_TASK INSTRUCTIONS_
Filter these entries, keeping only lines that hold the word "image".

--------------------------------------------------

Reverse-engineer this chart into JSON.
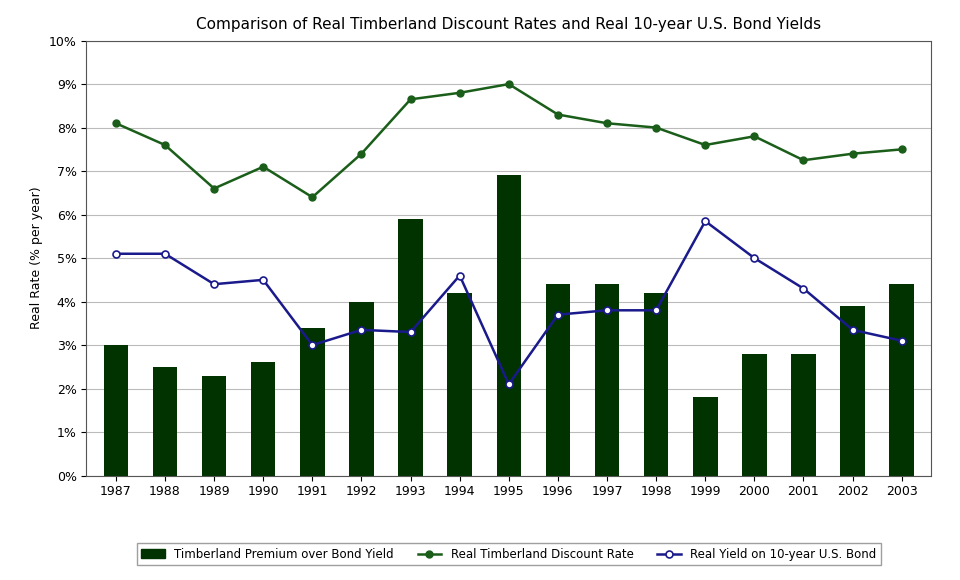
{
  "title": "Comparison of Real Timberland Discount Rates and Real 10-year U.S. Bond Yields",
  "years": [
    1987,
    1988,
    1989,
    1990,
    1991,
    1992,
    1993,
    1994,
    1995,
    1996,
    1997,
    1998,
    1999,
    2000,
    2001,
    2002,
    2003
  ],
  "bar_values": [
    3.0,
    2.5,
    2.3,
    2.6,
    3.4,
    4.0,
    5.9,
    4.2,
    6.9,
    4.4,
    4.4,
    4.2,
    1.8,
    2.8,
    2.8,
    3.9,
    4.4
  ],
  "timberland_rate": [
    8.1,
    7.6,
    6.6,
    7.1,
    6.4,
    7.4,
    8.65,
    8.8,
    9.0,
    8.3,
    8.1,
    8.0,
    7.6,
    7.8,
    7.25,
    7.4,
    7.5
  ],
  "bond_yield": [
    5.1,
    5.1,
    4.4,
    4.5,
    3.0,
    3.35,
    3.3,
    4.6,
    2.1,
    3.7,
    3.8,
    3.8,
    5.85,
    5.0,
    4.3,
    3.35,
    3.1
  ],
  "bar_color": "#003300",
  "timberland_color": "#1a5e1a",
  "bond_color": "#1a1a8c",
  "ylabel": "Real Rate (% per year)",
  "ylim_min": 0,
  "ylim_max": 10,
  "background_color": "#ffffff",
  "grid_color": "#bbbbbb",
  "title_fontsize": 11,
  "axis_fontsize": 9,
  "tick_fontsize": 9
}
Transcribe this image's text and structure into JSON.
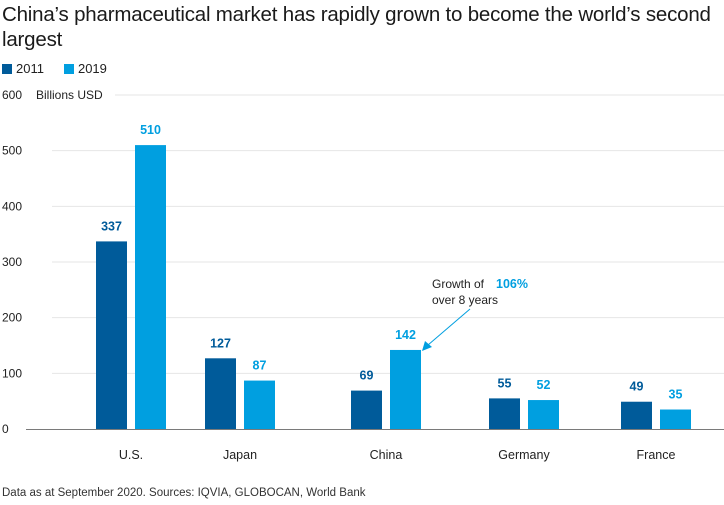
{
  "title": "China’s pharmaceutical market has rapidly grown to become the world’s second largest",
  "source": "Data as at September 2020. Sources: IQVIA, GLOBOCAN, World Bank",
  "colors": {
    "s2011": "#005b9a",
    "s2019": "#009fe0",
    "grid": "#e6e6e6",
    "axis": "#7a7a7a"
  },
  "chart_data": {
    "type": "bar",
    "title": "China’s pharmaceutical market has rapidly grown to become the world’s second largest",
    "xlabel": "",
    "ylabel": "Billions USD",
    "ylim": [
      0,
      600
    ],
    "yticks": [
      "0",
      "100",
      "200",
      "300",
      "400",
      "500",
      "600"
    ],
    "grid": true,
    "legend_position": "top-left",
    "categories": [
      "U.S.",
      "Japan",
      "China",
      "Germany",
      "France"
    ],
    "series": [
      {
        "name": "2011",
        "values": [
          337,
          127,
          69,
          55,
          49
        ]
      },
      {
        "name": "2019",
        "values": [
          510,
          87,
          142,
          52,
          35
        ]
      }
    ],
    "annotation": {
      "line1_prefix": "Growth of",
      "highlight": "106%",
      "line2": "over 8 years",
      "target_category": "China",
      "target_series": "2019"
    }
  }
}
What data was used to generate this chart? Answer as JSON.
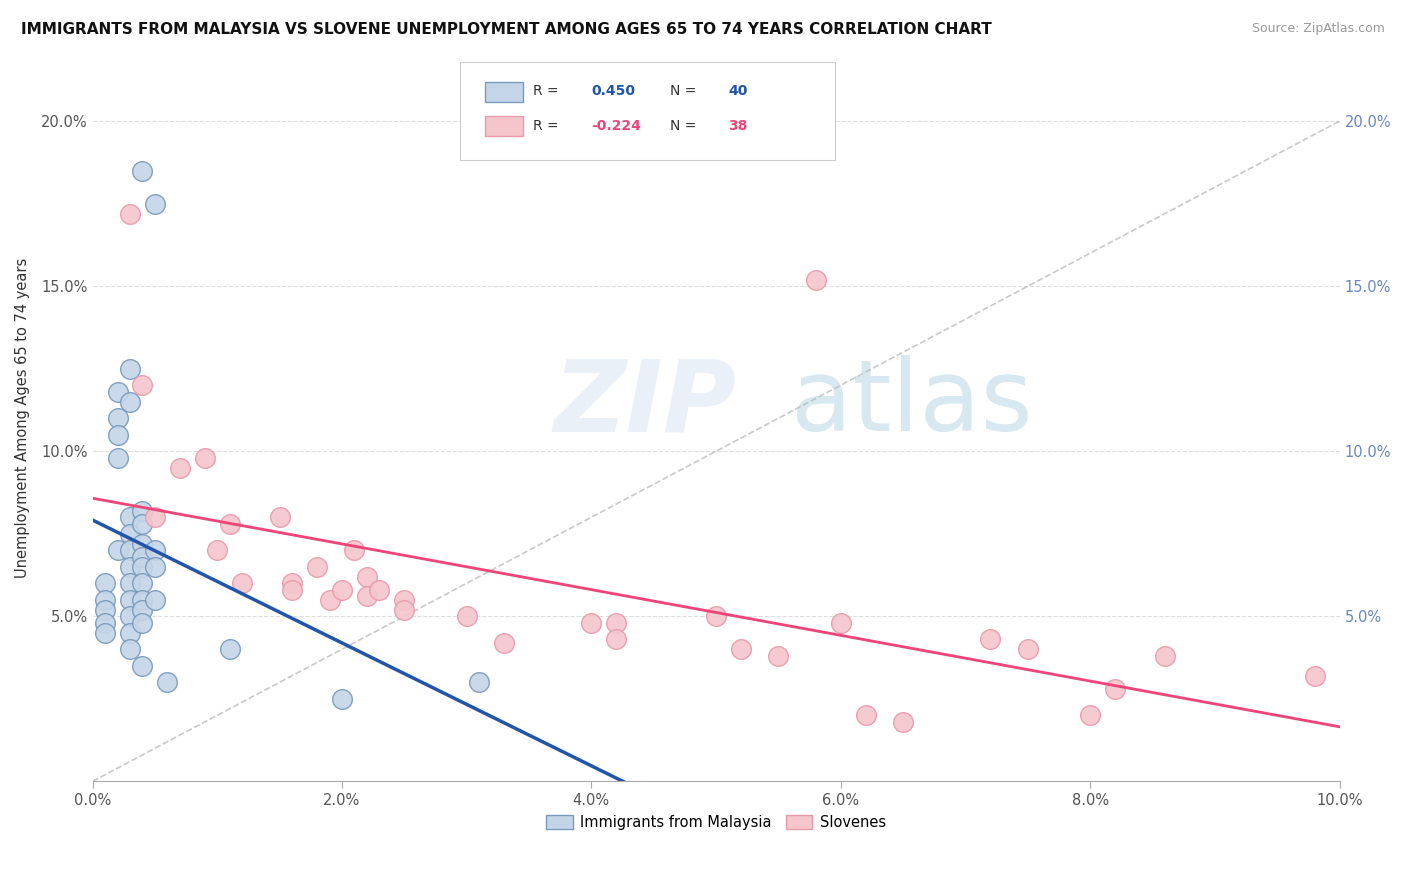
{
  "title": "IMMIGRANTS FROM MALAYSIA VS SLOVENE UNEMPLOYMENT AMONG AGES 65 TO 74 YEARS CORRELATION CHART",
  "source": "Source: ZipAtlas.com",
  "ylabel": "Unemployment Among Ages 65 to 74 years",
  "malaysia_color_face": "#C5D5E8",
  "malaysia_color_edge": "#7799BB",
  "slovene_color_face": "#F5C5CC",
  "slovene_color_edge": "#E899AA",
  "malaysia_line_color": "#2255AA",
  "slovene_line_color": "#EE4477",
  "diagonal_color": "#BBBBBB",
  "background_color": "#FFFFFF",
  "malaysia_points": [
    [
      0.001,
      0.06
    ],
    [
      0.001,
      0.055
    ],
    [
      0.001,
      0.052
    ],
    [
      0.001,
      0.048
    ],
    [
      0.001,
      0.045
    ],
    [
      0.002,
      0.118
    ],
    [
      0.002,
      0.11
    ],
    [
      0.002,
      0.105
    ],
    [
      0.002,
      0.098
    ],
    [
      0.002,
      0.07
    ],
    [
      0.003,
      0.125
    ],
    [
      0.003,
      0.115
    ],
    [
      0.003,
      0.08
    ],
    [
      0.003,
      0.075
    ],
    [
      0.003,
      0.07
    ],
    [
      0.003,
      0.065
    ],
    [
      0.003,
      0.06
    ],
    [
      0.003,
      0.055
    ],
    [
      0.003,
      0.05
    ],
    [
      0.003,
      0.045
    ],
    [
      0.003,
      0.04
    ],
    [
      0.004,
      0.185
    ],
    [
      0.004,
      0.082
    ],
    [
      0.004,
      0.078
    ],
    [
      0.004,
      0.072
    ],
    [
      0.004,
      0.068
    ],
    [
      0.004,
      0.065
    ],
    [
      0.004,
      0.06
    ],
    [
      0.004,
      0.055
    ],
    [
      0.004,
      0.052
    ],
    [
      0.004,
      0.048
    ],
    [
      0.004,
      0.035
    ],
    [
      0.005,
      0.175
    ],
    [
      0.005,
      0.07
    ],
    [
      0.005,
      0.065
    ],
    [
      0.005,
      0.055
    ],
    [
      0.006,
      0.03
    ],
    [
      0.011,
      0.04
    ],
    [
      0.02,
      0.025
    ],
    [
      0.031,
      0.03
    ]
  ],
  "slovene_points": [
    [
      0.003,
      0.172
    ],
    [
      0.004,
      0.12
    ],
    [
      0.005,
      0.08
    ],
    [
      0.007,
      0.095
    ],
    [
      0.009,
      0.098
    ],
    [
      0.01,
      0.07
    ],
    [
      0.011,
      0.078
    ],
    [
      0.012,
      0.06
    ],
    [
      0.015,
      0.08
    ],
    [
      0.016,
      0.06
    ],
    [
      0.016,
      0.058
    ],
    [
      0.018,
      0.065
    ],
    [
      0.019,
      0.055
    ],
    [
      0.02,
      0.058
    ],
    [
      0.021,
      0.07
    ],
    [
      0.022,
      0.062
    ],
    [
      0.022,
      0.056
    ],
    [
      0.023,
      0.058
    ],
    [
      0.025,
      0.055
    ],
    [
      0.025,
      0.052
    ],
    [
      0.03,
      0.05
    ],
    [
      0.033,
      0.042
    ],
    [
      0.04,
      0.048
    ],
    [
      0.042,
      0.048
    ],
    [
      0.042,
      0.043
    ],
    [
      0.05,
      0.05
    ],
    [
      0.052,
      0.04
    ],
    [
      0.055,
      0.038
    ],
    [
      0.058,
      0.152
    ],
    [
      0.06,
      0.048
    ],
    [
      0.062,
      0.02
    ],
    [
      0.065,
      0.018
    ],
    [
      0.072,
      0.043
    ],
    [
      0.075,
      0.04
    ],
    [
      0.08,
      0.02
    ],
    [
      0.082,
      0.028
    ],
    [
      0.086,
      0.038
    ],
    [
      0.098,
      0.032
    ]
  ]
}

--------------------------------------------------

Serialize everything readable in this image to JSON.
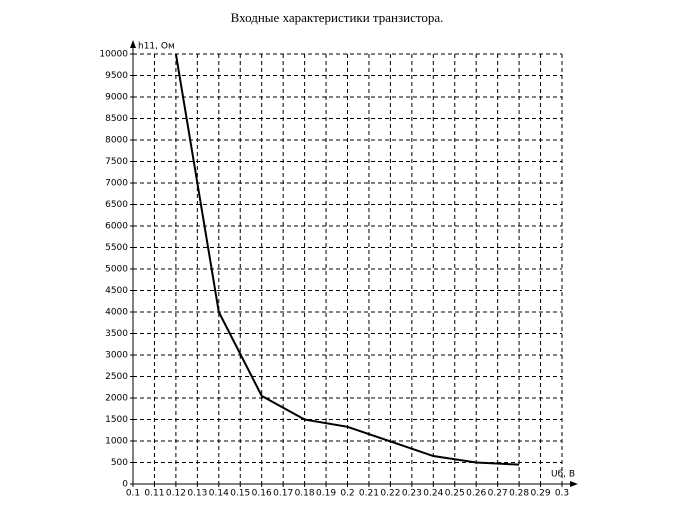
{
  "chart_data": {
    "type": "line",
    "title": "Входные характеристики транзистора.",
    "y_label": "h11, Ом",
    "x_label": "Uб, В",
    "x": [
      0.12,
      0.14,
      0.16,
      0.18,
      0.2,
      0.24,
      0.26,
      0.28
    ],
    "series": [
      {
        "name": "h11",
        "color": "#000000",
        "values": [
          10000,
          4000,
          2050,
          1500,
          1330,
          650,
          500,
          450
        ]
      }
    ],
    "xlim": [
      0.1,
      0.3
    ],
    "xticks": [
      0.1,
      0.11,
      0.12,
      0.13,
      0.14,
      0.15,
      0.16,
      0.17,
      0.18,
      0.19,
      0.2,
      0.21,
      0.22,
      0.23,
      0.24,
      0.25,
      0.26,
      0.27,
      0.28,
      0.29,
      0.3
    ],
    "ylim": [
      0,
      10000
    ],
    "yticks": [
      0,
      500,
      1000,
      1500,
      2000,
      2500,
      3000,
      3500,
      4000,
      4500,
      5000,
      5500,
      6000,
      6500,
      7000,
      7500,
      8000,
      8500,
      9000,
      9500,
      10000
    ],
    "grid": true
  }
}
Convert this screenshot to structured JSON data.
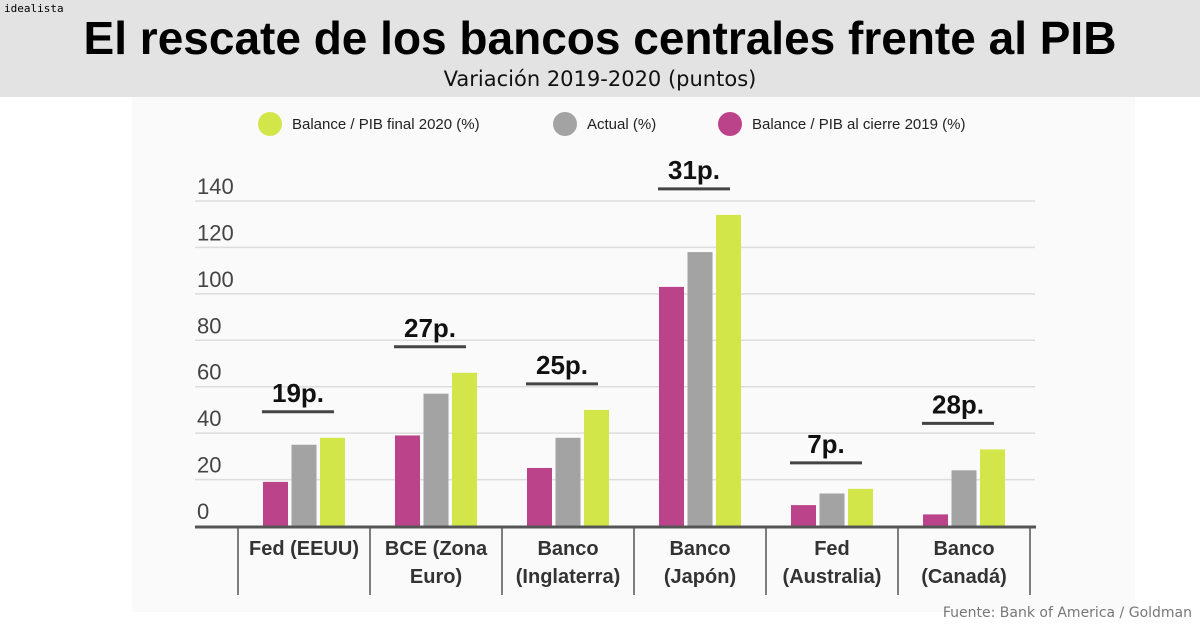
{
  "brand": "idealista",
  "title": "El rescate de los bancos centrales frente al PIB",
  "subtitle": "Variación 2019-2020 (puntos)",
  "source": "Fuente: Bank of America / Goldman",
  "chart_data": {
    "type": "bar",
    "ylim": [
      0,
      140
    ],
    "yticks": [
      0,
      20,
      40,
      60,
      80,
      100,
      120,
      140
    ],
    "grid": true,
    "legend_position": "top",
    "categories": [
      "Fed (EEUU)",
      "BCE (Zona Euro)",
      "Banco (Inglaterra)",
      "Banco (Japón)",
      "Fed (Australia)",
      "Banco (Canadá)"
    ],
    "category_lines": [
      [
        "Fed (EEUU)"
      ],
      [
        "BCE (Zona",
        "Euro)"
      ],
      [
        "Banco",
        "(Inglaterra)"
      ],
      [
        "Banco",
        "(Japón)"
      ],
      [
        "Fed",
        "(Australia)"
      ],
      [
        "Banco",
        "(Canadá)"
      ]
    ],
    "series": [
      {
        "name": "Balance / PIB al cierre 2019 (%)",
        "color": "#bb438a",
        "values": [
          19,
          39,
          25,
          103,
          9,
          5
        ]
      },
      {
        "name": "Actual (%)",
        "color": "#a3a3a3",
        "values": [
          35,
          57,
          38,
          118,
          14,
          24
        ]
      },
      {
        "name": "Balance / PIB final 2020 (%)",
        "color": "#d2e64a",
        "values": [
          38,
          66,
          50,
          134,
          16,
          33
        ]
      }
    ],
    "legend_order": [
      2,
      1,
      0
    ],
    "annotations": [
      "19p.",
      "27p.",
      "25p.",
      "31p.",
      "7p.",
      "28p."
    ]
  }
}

--------------------------------------------------

_THE ANSWER_
Transcribe this image's text and structure into JSON.
Serialize everything readable in this image to JSON.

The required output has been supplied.